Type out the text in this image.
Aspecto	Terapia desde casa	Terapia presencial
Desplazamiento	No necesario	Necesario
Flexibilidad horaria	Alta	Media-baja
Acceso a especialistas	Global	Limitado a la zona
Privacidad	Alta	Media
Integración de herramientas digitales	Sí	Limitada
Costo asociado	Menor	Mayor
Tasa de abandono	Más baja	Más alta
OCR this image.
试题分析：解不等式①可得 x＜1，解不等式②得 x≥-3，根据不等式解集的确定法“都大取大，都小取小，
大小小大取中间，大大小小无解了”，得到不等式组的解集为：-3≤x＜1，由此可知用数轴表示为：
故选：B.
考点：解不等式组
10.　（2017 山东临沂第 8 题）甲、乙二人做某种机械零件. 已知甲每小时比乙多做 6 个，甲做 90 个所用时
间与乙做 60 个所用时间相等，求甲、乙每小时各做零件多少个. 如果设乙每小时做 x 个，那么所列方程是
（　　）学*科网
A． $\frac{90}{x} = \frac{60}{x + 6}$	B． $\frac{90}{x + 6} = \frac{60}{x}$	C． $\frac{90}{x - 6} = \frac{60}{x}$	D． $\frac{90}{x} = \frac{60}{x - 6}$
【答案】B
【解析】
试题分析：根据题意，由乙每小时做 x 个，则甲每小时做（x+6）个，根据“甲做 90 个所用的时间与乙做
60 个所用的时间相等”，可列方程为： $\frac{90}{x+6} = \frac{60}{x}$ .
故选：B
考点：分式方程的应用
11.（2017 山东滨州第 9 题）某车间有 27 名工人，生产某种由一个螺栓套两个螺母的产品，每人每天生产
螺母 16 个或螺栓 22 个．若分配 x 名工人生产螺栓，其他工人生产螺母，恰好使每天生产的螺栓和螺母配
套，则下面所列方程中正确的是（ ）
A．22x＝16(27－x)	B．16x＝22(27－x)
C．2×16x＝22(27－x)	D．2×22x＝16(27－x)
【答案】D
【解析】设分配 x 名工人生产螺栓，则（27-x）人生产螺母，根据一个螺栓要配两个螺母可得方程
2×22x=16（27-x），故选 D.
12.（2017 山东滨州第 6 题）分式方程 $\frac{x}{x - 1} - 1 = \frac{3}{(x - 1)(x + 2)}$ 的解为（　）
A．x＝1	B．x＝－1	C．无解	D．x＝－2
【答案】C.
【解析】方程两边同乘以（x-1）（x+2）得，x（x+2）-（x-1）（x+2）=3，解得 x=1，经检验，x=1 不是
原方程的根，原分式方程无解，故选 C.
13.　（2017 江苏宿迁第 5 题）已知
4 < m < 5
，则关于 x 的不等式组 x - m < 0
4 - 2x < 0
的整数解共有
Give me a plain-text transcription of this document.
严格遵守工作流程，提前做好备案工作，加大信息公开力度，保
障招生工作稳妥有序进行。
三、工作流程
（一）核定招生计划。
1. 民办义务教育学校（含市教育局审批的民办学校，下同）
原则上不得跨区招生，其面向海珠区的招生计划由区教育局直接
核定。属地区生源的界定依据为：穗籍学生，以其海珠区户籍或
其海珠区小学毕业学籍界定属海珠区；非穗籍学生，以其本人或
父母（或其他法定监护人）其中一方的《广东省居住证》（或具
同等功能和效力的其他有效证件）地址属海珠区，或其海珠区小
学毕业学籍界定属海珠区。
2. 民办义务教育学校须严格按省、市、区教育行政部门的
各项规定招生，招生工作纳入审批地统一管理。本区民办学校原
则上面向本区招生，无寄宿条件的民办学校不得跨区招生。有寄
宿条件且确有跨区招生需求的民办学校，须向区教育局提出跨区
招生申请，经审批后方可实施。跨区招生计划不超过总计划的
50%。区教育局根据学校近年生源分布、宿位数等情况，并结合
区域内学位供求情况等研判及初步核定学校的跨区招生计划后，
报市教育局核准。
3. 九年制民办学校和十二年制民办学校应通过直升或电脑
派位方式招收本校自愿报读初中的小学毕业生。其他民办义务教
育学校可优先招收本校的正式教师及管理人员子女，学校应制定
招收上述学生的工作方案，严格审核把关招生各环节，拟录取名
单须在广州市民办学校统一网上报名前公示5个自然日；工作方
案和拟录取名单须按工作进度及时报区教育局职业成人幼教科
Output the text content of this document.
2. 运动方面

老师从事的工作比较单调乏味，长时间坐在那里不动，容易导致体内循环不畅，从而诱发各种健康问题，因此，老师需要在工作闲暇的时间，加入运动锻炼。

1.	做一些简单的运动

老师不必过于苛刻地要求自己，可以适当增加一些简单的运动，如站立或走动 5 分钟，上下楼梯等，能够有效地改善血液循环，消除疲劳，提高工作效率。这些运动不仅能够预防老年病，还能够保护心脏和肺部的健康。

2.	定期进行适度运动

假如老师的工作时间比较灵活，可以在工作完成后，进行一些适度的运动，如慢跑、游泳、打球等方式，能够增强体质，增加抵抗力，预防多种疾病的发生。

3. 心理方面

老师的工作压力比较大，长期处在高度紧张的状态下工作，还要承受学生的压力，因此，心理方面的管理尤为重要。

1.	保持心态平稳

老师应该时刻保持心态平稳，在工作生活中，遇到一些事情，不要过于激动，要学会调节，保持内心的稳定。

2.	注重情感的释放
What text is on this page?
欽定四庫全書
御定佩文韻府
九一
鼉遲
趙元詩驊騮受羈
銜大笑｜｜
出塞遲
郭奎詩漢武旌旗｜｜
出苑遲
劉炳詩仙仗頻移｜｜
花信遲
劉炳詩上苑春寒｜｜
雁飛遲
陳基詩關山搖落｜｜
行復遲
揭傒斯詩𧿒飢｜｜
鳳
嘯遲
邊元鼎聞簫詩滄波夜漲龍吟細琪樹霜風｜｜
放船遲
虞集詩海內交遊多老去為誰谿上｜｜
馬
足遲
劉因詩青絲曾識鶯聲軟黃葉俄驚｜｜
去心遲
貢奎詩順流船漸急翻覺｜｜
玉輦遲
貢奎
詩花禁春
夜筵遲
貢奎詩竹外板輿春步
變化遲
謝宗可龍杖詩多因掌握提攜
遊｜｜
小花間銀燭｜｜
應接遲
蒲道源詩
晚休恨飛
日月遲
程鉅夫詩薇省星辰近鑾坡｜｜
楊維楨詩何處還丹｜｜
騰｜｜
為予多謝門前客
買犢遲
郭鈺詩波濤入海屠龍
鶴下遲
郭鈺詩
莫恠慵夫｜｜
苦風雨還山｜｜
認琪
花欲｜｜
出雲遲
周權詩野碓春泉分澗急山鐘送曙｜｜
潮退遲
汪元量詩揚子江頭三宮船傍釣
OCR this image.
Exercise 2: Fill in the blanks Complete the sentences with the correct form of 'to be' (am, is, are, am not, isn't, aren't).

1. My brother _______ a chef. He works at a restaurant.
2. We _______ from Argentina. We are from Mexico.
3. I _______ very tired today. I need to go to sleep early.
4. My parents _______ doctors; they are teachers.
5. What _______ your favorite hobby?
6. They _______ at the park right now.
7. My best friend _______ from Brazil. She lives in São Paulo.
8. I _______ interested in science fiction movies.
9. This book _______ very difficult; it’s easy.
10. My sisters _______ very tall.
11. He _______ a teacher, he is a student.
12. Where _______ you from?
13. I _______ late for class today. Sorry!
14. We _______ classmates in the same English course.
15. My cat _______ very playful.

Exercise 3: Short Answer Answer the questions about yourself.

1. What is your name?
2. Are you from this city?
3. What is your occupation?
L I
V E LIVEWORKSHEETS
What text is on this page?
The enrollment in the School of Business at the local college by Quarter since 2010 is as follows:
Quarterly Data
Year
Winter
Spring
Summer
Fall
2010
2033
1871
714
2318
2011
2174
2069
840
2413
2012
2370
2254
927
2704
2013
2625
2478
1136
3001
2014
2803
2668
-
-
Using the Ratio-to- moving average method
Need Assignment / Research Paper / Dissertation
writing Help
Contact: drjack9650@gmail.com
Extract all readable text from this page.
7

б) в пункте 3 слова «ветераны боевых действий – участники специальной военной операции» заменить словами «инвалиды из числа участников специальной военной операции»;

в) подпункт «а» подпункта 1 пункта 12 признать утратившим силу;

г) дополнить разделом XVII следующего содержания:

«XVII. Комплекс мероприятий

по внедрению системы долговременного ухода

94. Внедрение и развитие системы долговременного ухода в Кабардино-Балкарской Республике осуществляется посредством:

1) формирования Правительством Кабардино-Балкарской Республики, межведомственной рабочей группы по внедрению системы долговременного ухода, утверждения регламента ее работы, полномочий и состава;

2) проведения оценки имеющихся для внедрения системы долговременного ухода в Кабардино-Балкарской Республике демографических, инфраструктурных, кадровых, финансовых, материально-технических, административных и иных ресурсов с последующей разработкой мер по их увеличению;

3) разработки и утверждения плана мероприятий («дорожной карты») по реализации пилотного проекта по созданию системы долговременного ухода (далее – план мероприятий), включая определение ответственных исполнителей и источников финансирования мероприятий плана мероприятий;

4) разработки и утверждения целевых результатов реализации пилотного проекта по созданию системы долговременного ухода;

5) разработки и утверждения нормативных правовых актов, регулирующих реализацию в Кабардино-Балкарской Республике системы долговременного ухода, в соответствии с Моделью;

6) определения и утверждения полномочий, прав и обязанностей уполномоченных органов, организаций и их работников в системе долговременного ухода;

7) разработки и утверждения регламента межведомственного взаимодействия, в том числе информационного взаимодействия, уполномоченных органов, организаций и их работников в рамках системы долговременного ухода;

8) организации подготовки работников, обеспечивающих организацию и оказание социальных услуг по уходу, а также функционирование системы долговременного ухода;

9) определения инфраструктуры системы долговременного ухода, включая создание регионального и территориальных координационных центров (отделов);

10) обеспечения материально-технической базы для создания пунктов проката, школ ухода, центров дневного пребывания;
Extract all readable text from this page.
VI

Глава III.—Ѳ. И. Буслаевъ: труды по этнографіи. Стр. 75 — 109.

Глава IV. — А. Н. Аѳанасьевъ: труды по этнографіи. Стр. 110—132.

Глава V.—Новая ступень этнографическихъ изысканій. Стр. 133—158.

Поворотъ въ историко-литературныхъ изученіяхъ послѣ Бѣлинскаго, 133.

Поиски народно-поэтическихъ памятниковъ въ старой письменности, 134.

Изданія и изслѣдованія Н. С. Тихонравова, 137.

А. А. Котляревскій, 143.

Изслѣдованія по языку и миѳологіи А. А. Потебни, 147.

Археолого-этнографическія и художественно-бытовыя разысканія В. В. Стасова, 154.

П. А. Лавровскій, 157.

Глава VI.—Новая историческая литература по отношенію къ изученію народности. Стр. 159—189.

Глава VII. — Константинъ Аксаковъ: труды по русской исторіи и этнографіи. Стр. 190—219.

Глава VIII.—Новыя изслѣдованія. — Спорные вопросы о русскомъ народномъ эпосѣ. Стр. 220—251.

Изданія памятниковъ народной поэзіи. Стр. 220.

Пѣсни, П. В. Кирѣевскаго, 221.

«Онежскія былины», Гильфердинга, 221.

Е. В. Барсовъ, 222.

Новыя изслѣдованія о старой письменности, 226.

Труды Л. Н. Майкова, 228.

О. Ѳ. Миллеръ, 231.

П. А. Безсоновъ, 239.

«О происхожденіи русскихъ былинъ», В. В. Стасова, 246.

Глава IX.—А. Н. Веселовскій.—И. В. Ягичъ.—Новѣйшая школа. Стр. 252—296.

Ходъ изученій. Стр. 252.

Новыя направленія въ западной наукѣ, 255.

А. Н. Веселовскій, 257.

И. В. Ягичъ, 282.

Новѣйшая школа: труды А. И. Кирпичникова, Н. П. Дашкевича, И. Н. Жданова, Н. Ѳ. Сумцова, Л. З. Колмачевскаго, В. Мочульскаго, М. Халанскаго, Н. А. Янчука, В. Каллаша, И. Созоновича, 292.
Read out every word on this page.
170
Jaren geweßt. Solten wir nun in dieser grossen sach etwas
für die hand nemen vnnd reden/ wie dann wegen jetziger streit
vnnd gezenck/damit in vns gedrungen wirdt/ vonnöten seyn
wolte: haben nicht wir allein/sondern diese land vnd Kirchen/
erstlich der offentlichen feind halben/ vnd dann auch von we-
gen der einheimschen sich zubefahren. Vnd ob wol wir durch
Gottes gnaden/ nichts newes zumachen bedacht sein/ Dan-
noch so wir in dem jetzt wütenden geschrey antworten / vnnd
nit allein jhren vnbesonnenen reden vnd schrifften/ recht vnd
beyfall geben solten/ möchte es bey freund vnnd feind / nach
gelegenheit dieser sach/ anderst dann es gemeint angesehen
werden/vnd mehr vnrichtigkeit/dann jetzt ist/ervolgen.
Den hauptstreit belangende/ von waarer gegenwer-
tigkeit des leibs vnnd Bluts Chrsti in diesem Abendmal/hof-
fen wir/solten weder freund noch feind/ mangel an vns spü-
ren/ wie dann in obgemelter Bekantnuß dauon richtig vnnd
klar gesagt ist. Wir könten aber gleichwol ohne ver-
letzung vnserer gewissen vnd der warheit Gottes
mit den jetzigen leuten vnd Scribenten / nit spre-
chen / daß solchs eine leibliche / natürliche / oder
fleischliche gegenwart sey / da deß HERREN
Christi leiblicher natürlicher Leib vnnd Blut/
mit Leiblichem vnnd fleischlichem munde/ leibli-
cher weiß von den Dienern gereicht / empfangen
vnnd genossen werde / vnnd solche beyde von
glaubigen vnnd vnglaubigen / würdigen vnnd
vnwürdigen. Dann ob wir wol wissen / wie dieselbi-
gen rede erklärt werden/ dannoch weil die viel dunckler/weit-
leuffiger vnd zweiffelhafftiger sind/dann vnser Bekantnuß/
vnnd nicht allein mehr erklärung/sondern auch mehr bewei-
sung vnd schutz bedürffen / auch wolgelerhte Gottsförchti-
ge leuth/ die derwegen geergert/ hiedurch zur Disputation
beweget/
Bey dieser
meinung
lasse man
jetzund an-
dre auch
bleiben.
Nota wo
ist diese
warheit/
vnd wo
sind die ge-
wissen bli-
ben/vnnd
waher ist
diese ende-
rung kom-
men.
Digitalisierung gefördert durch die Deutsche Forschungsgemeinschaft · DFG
**********
# [Task details]
Extract, from the material above, each line holding the word "feind".

# [Task solution]
erstlich der offentlichen feind halben/ vnd dann auch von we-
beyfall geben solten/ möchte es bey freund vnnd feind / nach
fen wir/solten weder freund noch feind/ mangel an vns spü-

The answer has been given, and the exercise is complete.